Data entries
______

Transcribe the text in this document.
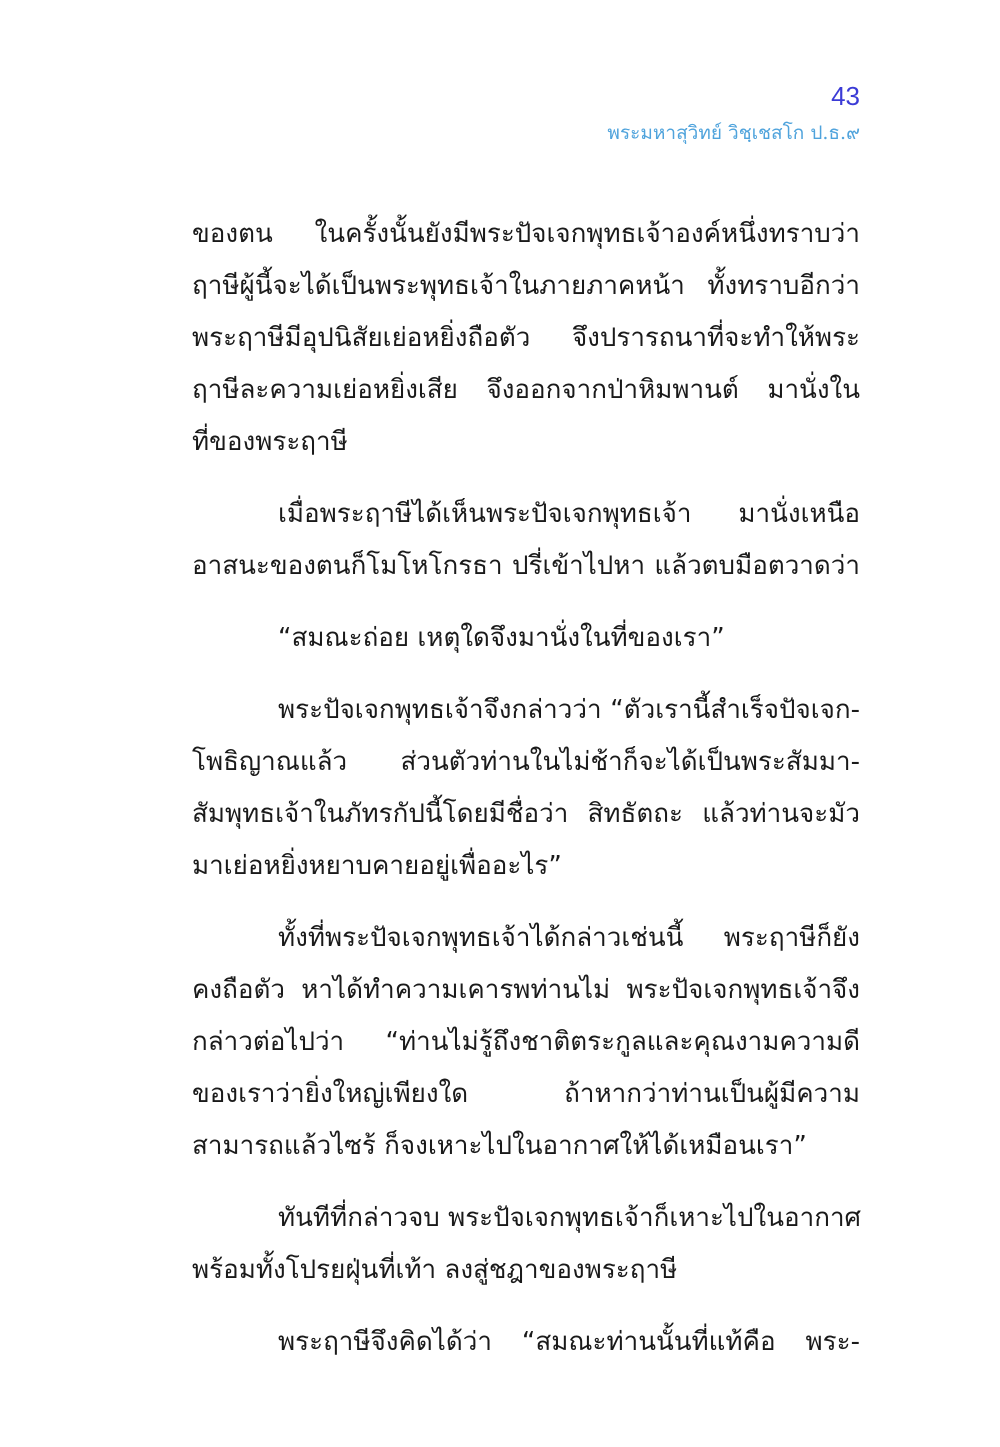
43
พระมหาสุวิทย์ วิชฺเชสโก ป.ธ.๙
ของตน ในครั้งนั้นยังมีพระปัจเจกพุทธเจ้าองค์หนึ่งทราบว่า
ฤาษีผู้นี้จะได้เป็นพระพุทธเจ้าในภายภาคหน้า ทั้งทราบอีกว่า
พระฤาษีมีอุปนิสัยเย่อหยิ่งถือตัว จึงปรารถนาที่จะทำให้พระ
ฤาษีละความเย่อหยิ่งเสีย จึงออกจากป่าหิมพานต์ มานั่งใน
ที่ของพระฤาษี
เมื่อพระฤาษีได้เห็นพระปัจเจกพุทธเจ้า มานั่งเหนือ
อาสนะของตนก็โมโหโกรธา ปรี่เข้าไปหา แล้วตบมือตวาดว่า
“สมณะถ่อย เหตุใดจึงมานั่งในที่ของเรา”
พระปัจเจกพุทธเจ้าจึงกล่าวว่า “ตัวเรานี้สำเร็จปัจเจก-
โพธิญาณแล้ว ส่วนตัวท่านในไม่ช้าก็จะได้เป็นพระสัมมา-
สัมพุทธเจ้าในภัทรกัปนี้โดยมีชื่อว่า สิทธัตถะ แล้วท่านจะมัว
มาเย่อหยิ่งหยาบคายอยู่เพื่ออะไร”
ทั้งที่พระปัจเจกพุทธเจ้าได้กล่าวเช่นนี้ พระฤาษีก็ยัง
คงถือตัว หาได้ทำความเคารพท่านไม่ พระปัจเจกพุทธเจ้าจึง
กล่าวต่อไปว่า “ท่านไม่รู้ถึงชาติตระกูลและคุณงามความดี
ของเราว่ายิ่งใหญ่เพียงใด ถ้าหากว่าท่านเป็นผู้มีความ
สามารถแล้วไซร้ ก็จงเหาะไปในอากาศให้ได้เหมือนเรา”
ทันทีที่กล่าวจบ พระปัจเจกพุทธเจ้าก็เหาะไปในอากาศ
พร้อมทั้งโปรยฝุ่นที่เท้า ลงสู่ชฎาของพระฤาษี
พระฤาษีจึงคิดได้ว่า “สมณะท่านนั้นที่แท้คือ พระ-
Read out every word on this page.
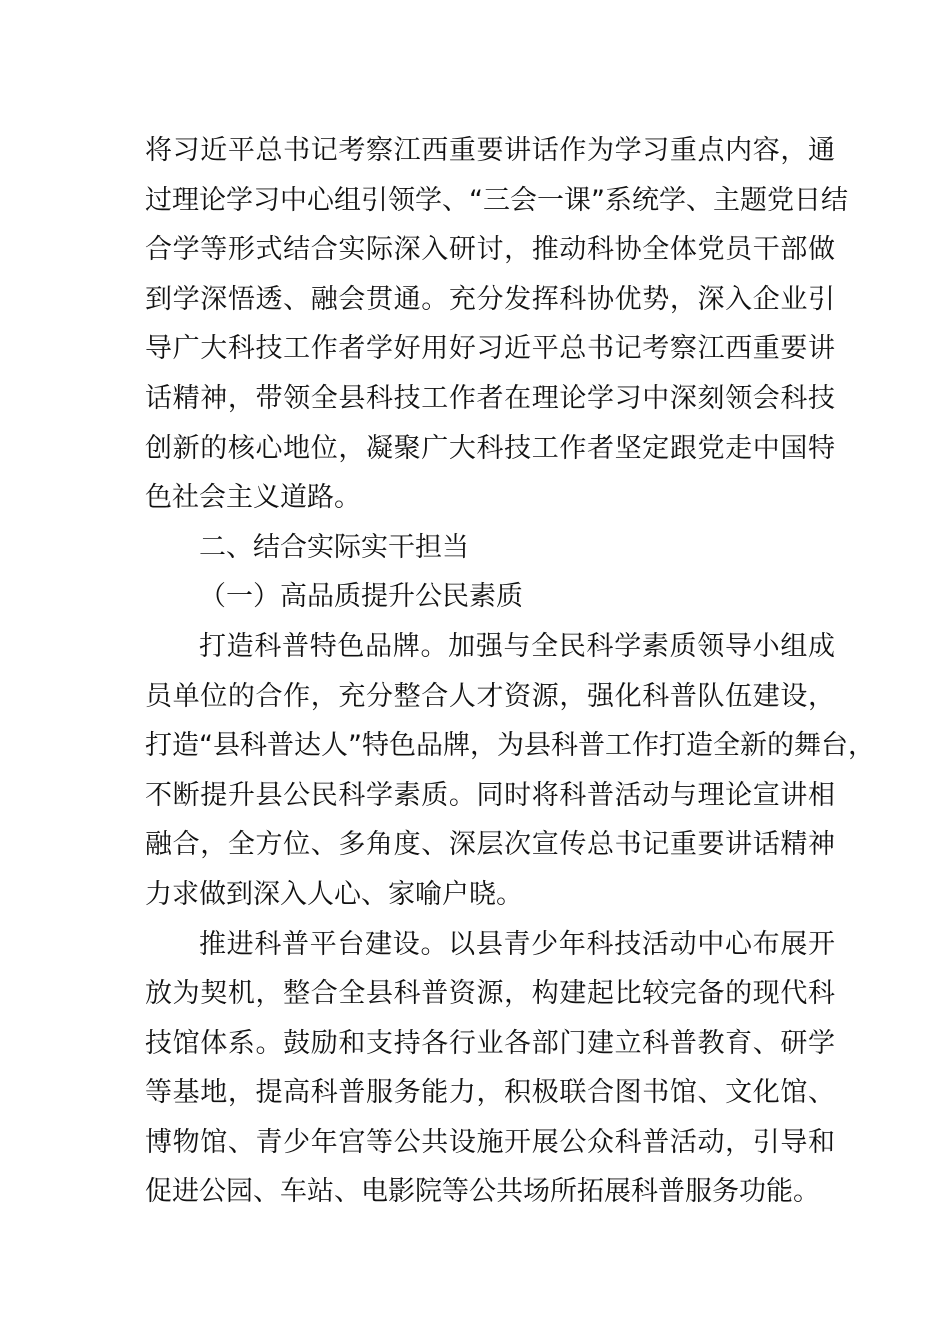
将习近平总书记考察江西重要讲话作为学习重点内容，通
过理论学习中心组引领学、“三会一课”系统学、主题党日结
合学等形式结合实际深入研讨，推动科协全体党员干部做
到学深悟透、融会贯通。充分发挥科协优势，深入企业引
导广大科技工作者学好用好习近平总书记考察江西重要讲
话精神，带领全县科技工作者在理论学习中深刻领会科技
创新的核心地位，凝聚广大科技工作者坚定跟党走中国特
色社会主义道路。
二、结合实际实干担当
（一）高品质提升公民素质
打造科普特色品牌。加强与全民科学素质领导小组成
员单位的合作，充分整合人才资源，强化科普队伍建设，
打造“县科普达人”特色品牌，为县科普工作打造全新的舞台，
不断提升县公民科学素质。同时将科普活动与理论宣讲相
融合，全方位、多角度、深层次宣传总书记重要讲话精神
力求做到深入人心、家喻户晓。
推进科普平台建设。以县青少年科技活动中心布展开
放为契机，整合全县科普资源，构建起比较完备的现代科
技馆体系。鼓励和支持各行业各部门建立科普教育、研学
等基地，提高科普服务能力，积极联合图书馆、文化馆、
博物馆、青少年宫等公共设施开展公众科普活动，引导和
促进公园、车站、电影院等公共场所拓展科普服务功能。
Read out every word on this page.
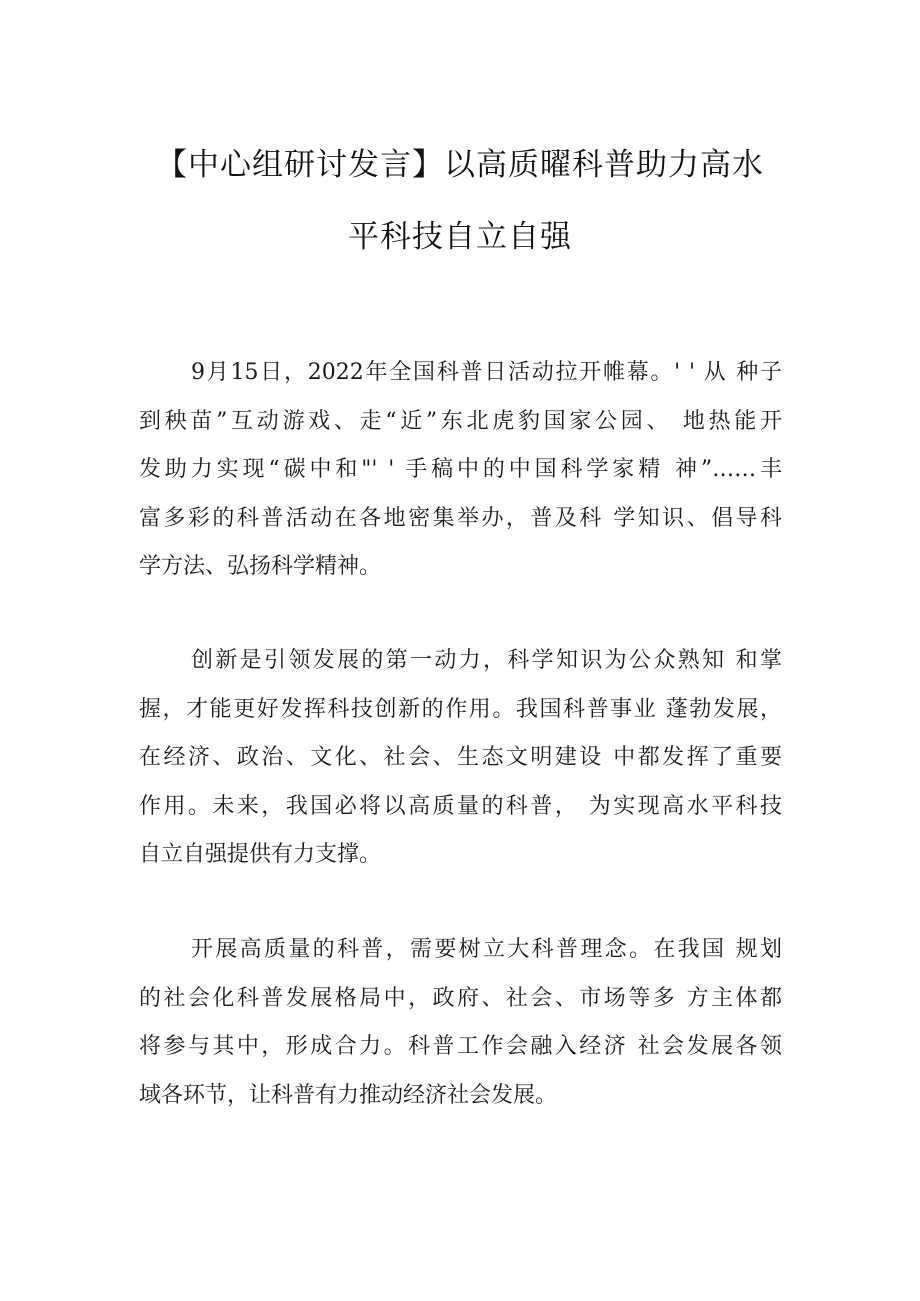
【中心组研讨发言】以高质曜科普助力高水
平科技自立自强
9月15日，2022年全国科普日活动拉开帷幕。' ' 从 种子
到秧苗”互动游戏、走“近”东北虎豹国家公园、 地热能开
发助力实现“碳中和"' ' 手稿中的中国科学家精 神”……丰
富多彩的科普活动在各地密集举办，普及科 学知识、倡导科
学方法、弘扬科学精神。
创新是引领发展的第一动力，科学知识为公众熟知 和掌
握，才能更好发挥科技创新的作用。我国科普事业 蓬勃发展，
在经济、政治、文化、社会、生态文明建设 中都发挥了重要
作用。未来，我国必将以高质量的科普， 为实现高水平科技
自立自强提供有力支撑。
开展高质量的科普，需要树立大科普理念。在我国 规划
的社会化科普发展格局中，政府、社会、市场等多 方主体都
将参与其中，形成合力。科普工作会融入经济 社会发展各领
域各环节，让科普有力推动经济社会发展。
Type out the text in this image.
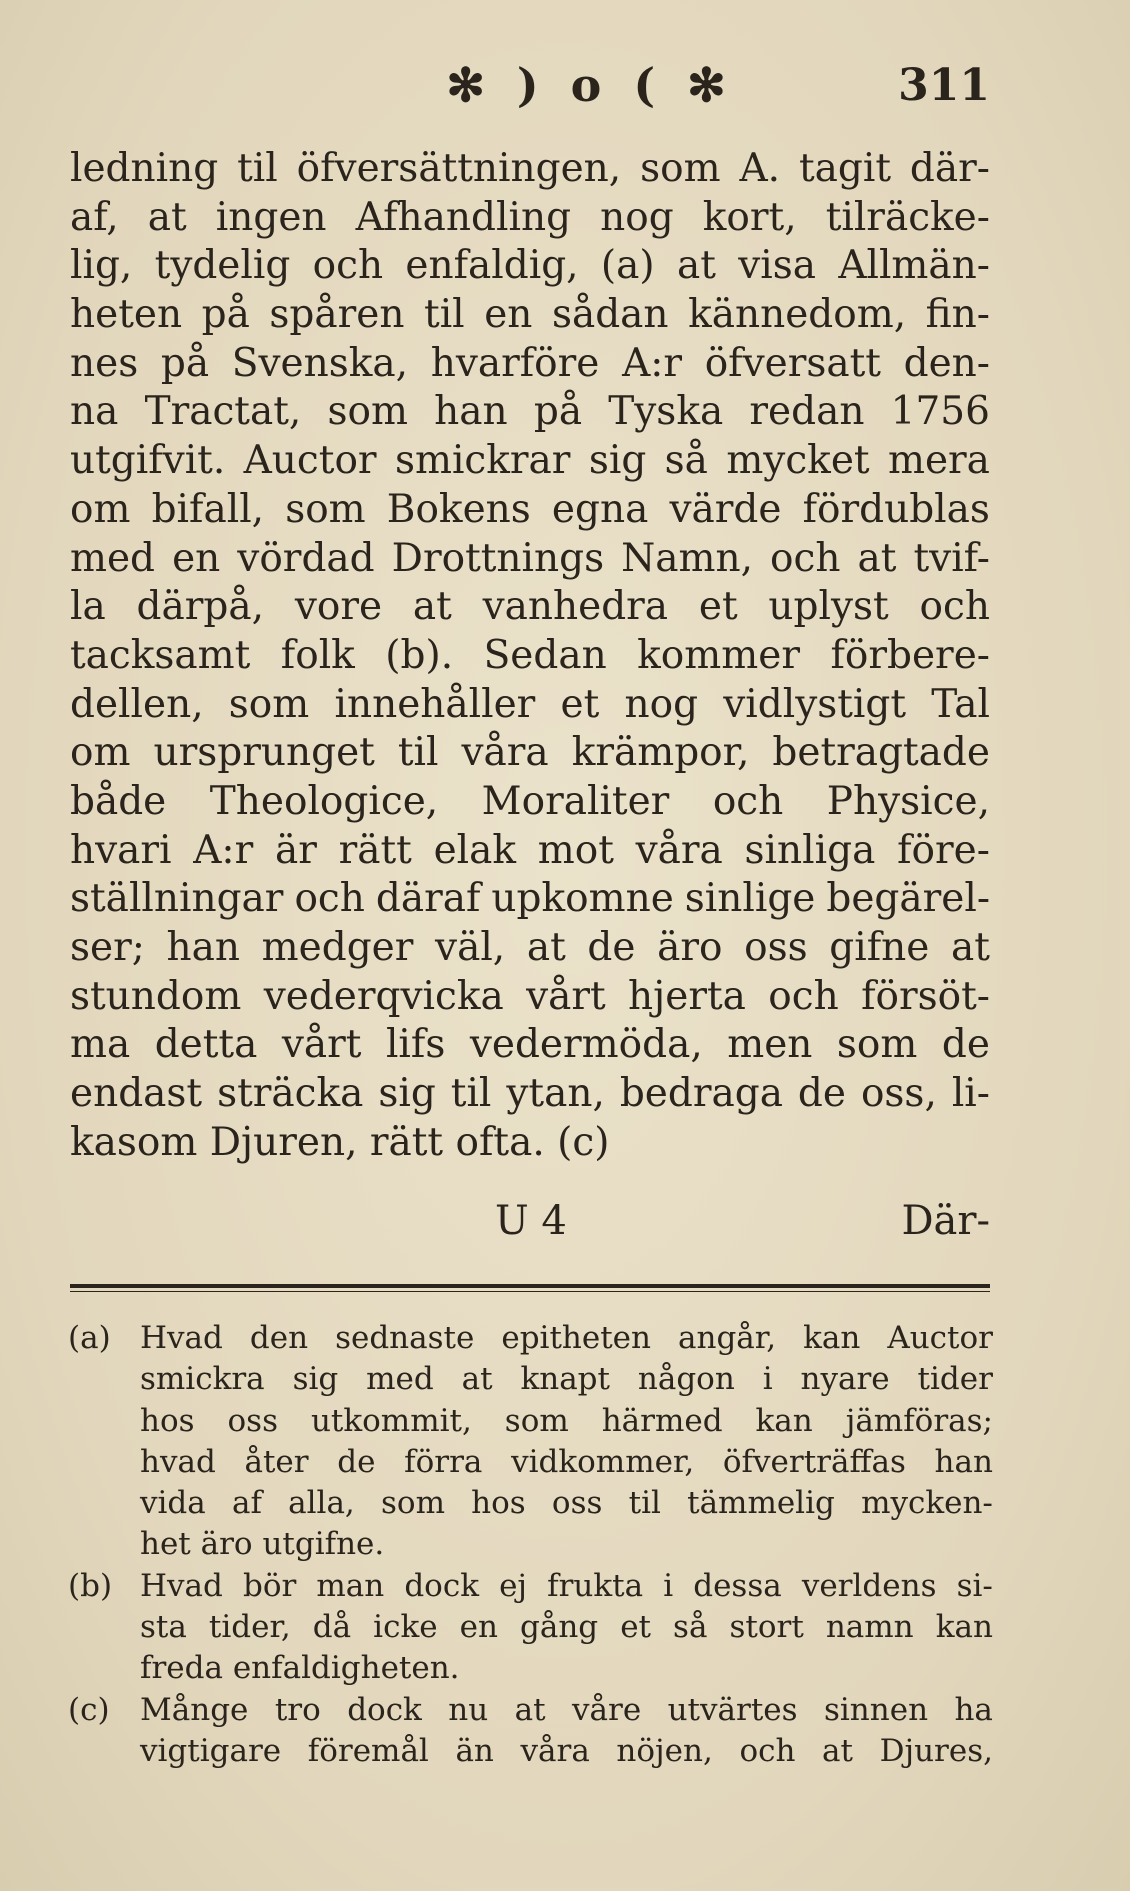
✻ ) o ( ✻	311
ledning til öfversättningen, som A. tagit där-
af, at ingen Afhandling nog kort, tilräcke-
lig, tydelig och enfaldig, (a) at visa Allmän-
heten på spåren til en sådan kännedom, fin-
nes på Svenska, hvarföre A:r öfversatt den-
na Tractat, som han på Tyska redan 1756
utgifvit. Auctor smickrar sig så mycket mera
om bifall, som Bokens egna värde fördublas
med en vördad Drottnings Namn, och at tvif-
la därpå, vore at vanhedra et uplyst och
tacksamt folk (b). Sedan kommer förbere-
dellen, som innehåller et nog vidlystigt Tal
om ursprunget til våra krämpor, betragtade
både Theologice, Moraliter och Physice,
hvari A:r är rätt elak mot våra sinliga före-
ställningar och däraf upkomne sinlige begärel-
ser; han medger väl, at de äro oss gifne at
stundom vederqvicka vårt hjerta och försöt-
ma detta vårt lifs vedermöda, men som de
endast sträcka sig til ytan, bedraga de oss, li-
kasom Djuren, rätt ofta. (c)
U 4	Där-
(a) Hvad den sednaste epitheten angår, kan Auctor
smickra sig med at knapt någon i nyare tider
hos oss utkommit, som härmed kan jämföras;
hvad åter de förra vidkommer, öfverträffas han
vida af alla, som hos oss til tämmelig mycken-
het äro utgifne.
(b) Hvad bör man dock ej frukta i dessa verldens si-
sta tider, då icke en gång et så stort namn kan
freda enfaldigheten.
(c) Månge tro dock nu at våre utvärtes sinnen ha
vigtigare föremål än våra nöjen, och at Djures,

______

Exercise. Extract every line above that contains the word "vårt".

Task result.
stundom vederqvicka vårt hjerta och försöt-
ma detta vårt lifs vedermöda, men som de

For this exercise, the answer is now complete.